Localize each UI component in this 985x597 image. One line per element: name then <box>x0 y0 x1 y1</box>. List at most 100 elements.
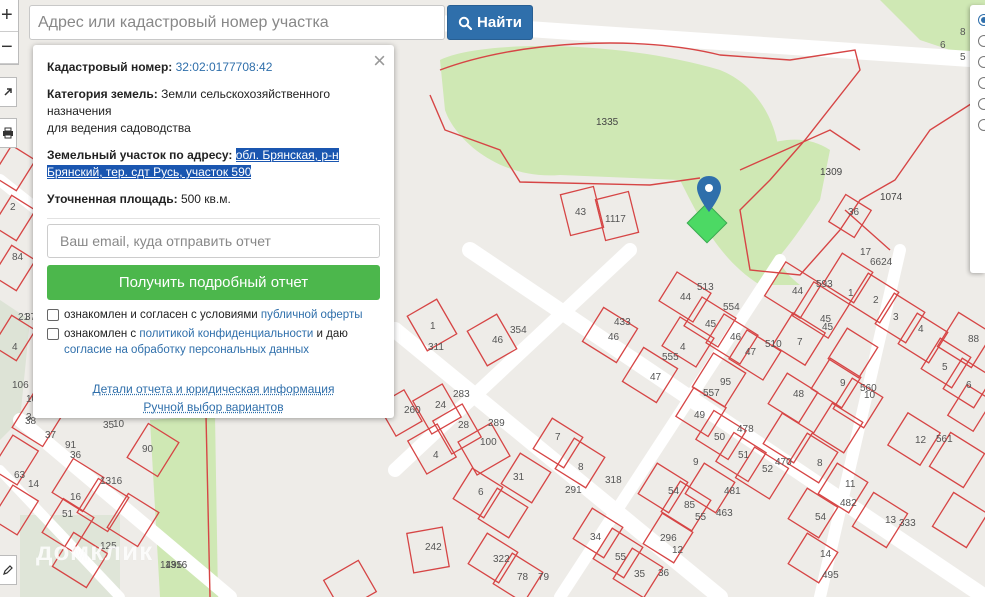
plot-number-label: 31 <box>513 472 525 483</box>
privacy-consent-label: ознакомлен с <box>64 328 137 340</box>
privacy-consent-text: ознакомлен с политикой конфиденциальност… <box>64 326 380 358</box>
plot-number-label: 561 <box>936 434 953 445</box>
draw-tool-button[interactable] <box>0 555 17 585</box>
plot-number-label: 1495 <box>160 560 183 571</box>
public-offer-link[interactable]: публичной оферты <box>261 309 363 321</box>
layer-radio[interactable] <box>978 77 985 89</box>
plot-number-label: 1 <box>430 321 436 332</box>
plot-number-label: 51 <box>738 450 750 461</box>
zoom-out-button[interactable]: − <box>0 32 18 64</box>
get-report-button[interactable]: Получить подробный отчет <box>47 265 380 300</box>
plot-number-label: 4 <box>918 324 924 335</box>
plot-number-label: 5 <box>942 362 948 373</box>
plot-number-label: 5 <box>960 52 966 63</box>
layer-radio[interactable] <box>978 14 985 26</box>
pencil-icon <box>3 565 13 575</box>
plot-number-label: 7 <box>555 432 561 443</box>
plot-number-label: 46 <box>492 335 504 346</box>
domclick-watermark: домклик <box>36 536 154 566</box>
plot-number-label: 510 <box>765 339 782 350</box>
search-button[interactable]: Найти <box>447 5 533 40</box>
layer-radio[interactable] <box>978 56 985 68</box>
plot-number-label: 6 <box>478 487 484 498</box>
area-row: Уточненная площадь: 500 кв.м. <box>47 191 380 208</box>
plot-number-label: 106 <box>12 380 29 391</box>
plot-number-label: 51 <box>62 509 74 520</box>
privacy-policy-link[interactable]: политикой конфиденциальности <box>139 328 313 340</box>
data-processing-consent-link[interactable]: согласие на обработку персональных данны… <box>64 344 309 356</box>
plot-number-label: 291 <box>565 485 582 496</box>
offer-consent-checkbox[interactable] <box>47 309 59 321</box>
plot-number-label: 12 <box>672 545 684 556</box>
plot-number-label: 47 <box>650 372 662 383</box>
popup-divider <box>47 218 380 219</box>
printer-icon <box>3 127 13 139</box>
plot-number-label: 48 <box>793 389 805 400</box>
plot-number-label: 4 <box>12 342 18 353</box>
privacy-consent-checkbox-row: ознакомлен с политикой конфиденциальност… <box>47 326 380 358</box>
cadastral-number-row: Кадастровый номер: 32:02:0177708:42 <box>47 59 380 76</box>
land-category-label: Категория земель: <box>47 87 158 101</box>
plot-number-label: 78 <box>517 572 529 583</box>
plot-number-label: 3 <box>893 312 899 323</box>
plot-number-label: 8 <box>960 27 966 38</box>
cadastral-number-link[interactable]: 32:02:0177708:42 <box>176 60 273 74</box>
plot-number-label: 289 <box>488 418 505 429</box>
layer-panel <box>970 5 985 273</box>
plot-number-label: 481 <box>724 486 741 497</box>
plot-number-label: 44 <box>792 286 804 297</box>
plot-number-label: 34 <box>590 532 602 543</box>
plot-number-label: 9 <box>840 378 846 389</box>
plot-number-label: 46 <box>608 332 620 343</box>
plot-number-label: 6624 <box>870 257 893 268</box>
plot-number-label: 560 <box>860 383 877 394</box>
plot-number-label: 296 <box>660 533 677 544</box>
plot-number-label: 45 <box>705 319 717 330</box>
plot-number-label: 24 <box>435 400 447 411</box>
plot-number-label: 6 <box>966 380 972 391</box>
plot-number-label: 55 <box>695 512 707 523</box>
plot-number-label: 554 <box>723 302 740 313</box>
plot-number-label: 482 <box>840 498 857 509</box>
plot-number-label: 2 <box>10 202 16 213</box>
plot-number-label: 10 <box>113 419 125 430</box>
layer-radio[interactable] <box>978 98 985 110</box>
plot-number-label: 100 <box>480 437 497 448</box>
plot-number-label: 513 <box>697 282 714 293</box>
zoom-in-button[interactable]: + <box>0 0 18 32</box>
fullscreen-button[interactable] <box>0 77 17 107</box>
plot-number-label: 36 <box>658 568 670 579</box>
address-label: Земельный участок по адресу: <box>47 148 233 162</box>
plot-number-label: 8 <box>578 462 584 473</box>
plot-number-label: 14 <box>28 479 40 490</box>
report-details-link[interactable]: Детали отчета и юридическая информация <box>47 382 380 396</box>
plot-number-label: 1316 <box>100 476 123 487</box>
plot-number-label: 9 <box>693 457 699 468</box>
plot-number-label: 43 <box>575 207 587 218</box>
plot-number-label: 90 <box>142 444 154 455</box>
plot-number-label: 433 <box>614 317 631 328</box>
plot-number-label: 555 <box>662 352 679 363</box>
area-label: 1309 <box>820 167 843 178</box>
plot-number-label: 54 <box>815 512 827 523</box>
plot-number-label: 6 <box>940 40 946 51</box>
plot-number-label: 354 <box>510 325 527 336</box>
plot-number-label: 463 <box>716 508 733 519</box>
layer-radio[interactable] <box>978 119 985 131</box>
plot-number-label: 318 <box>605 475 622 486</box>
privacy-consent-checkbox[interactable] <box>47 328 59 340</box>
address-row: Земельный участок по адресу: обл. Брянск… <box>47 147 380 181</box>
plot-number-label: 3 <box>26 412 32 423</box>
plot-number-label: 79 <box>538 572 550 583</box>
close-popup-button[interactable]: × <box>373 50 386 72</box>
layer-radio[interactable] <box>978 35 985 47</box>
print-button[interactable] <box>0 118 17 148</box>
search-input[interactable] <box>29 5 445 40</box>
email-field[interactable] <box>47 224 380 258</box>
plot-number-label: 54 <box>668 486 680 497</box>
plot-number-label: 63 <box>14 470 26 481</box>
plot-number-label: 46 <box>730 332 742 343</box>
search-button-label: Найти <box>477 14 522 31</box>
manual-selection-link[interactable]: Ручной выбор вариантов <box>47 400 380 414</box>
plot-number-label: 91 <box>65 440 77 451</box>
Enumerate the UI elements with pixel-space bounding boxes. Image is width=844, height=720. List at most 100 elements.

WHAT IS REQUIRED: Format every line of the records above as a Markdown table with the columns "Row" (a running number) and "Text" (the line itself). Skip blank lines and leave the pictures out.

REPLY TO THE TASK:
| Row | Text |
|---|---|
| 1 | Localize each UI component in this 985x597 image. One line per element: name then <box>x0 y0 x1 y1</box>. List at most 100 elements. |
| 2 | plot-number-label: 31 <box>513 472 525 483</box> |
| 3 | privacy-consent-label: ознакомлен с <box>64 328 137 340</box> |
| 4 | privacy-consent-text: ознакомлен с политикой конфиденциальност… <box>64 326 380 358</box> |
| 5 | plot-number-label: 561 <box>936 434 953 445</box> |
| 6 | draw-tool-button[interactable] <box>0 555 17 585</box> |
| 7 | plot-number-label: 1495 <box>160 560 183 571</box> |
| 8 | public-offer-link[interactable]: публичной оферты <box>261 309 363 321</box> |
| 9 | layer-radio[interactable] <box>978 77 985 89</box> |
| 10 | plot-number-label: 1 <box>430 321 436 332</box> |
| 11 | plot-number-label: 51 <box>738 450 750 461</box> |
| 12 | zoom-out-button[interactable]: − <box>0 32 18 64</box> |
| 13 | get-report-button[interactable]: Получить подробный отчет <box>47 265 380 300</box> |
| 14 | plot-number-label: 4 <box>918 324 924 335</box> |
| 15 | plot-number-label: 5 <box>942 362 948 373</box> |
| 16 | plot-number-label: 5 <box>960 52 966 63</box> |
| 17 | layer-radio[interactable] <box>978 14 985 26</box> |
| 18 | pencil-icon <box>3 565 13 575</box> |
| 19 | plot-number-label: 7 <box>555 432 561 443</box> |
| 20 | plot-number-label: 46 <box>492 335 504 346</box> |
| 21 | domclick-watermark: домклик <box>36 536 154 566</box> |
| 22 | plot-number-label: 510 <box>765 339 782 350</box> |
| 23 | search-button[interactable]: Найти <box>447 5 533 40</box> |
| 24 | layer-radio[interactable] <box>978 56 985 68</box> |
| 25 | plot-number-label: 6 <box>478 487 484 498</box> |
| 26 | area-row: Уточненная площадь: 500 кв.м. <box>47 191 380 208</box> |
| 27 | plot-number-label: 106 <box>12 380 29 391</box> |
| 28 | plot-number-label: 51 <box>62 509 74 520</box> |
| 29 | privacy-policy-link[interactable]: политикой конфиденциальности <box>139 328 313 340</box> |
| 30 | data-processing-consent-link[interactable]: согласие на обработку персональных данны… <box>64 344 309 356</box> |
| 31 | plot-number-label: 291 <box>565 485 582 496</box> |
| 32 | offer-consent-checkbox[interactable] <box>47 309 59 321</box> |
| 33 | plot-number-label: 12 <box>672 545 684 556</box> |
| 34 | plot-number-label: 47 <box>650 372 662 383</box> |
| 35 | popup-divider <box>47 218 380 219</box> |
| 36 | printer-icon <box>3 127 13 139</box> |
| 37 | plot-number-label: 48 <box>793 389 805 400</box> |
| 38 | plot-number-label: 4 <box>12 342 18 353</box> |
| 39 | privacy-consent-checkbox-row: ознакомлен с политикой конфиденциальност… <box>47 326 380 358</box> |
| 40 | cadastral-number-row: Кадастровый номер: 32:02:0177708:42 <box>47 59 380 76</box> |
| 41 | land-category-label: Категория земель: <box>47 87 158 101</box> |
| 42 | plot-number-label: 78 <box>517 572 529 583</box> |
| 43 | plot-number-label: 3 <box>893 312 899 323</box> |
| 44 | plot-number-label: 8 <box>960 27 966 38</box> |
| 45 | cadastral-number-link[interactable]: 32:02:0177708:42 <box>176 60 273 74</box> |
| 46 | plot-number-label: 289 <box>488 418 505 429</box> |
| 47 | layer-panel <box>970 5 985 273</box> |
| 48 | plot-number-label: 481 <box>724 486 741 497</box> |
| 49 | plot-number-label: 44 <box>792 286 804 297</box> |
| 50 | plot-number-label: 34 <box>590 532 602 543</box> |
| 51 | plot-number-label: 9 <box>840 378 846 389</box> |
| 52 | plot-number-label: 46 <box>608 332 620 343</box> |
| 53 | plot-number-label: 6624 <box>870 257 893 268</box> |
| 54 | plot-number-label: 560 <box>860 383 877 394</box> |
| 55 | plot-number-label: 296 <box>660 533 677 544</box> |
| 56 | plot-number-label: 45 <box>705 319 717 330</box> |
| 57 | plot-number-label: 24 <box>435 400 447 411</box> |
| 58 | plot-number-label: 6 <box>966 380 972 391</box> |
| 59 | plot-number-label: 55 <box>695 512 707 523</box> |
| 60 | plot-number-label: 554 <box>723 302 740 313</box> |
| 61 | plot-number-label: 482 <box>840 498 857 509</box> |
| 62 | plot-number-label: 2 <box>10 202 16 213</box> |
| 63 | plot-number-label: 10 <box>113 419 125 430</box> |
| 64 | layer-radio[interactable] <box>978 98 985 110</box> |
| 65 | plot-number-label: 100 <box>480 437 497 448</box> |
| 66 | plot-number-label: 513 <box>697 282 714 293</box> |
| 67 | zoom-in-button[interactable]: + <box>0 0 18 32</box> |
| 68 | fullscreen-button[interactable] <box>0 77 17 107</box> |
| 69 | plot-number-label: 36 <box>658 568 670 579</box> |
| 70 | address-label: Земельный участок по адресу: <box>47 148 233 162</box> |
| 71 | plot-number-label: 8 <box>578 462 584 473</box> |
| 72 | plot-number-label: 14 <box>28 479 40 490</box> |
| 73 | report-details-link[interactable]: Детали отчета и юридическая информация <box>47 382 380 396</box> |
| 74 | plot-number-label: 1316 <box>100 476 123 487</box> |
| 75 | plot-number-label: 9 <box>693 457 699 468</box> |
| 76 | plot-number-label: 43 <box>575 207 587 218</box> |
| 77 | plot-number-label: 90 <box>142 444 154 455</box> |
| 78 | plot-number-label: 433 <box>614 317 631 328</box> |
| 79 | plot-number-label: 555 <box>662 352 679 363</box> |
| 80 | area-label: 1309 <box>820 167 843 178</box> |
| 81 | plot-number-label: 54 <box>815 512 827 523</box> |
| 82 | plot-number-label: 6 <box>940 40 946 51</box> |
| 83 | plot-number-label: 354 <box>510 325 527 336</box> |
| 84 | plot-number-label: 463 <box>716 508 733 519</box> |
| 85 | layer-radio[interactable] <box>978 119 985 131</box> |
| 86 | plot-number-label: 318 <box>605 475 622 486</box> |
| 87 | privacy-consent-checkbox[interactable] <box>47 328 59 340</box> |
| 88 | address-row: Земельный участок по адресу: обл. Брянск… <box>47 147 380 181</box> |
| 89 | plot-number-label: 3 <box>26 412 32 423</box> |
| 90 | plot-number-label: 79 <box>538 572 550 583</box> |
| 91 | close-popup-button[interactable]: × <box>373 50 386 72</box> |
| 92 | layer-radio[interactable] <box>978 35 985 47</box> |
| 93 | print-button[interactable] <box>0 118 17 148</box> |
| 94 | search-input[interactable] <box>29 5 445 40</box> |
| 95 | email-field[interactable] <box>47 224 380 258</box> |
| 96 | plot-number-label: 54 <box>668 486 680 497</box> |
| 97 | plot-number-label: 63 <box>14 470 26 481</box> |
| 98 | plot-number-label: 46 <box>730 332 742 343</box> |
| 99 | search-button-label: Найти <box>477 14 522 31</box> |
| 100 | manual-selection-link[interactable]: Ручной выбор вариантов <box>47 400 380 414</box> |
| 101 | plot-number-label: 91 <box>65 440 77 451</box> |
| 102 | Enumerate the UI elements with pixel-space bounding boxes. Image is width=844, height=720. List at most 100 elements. |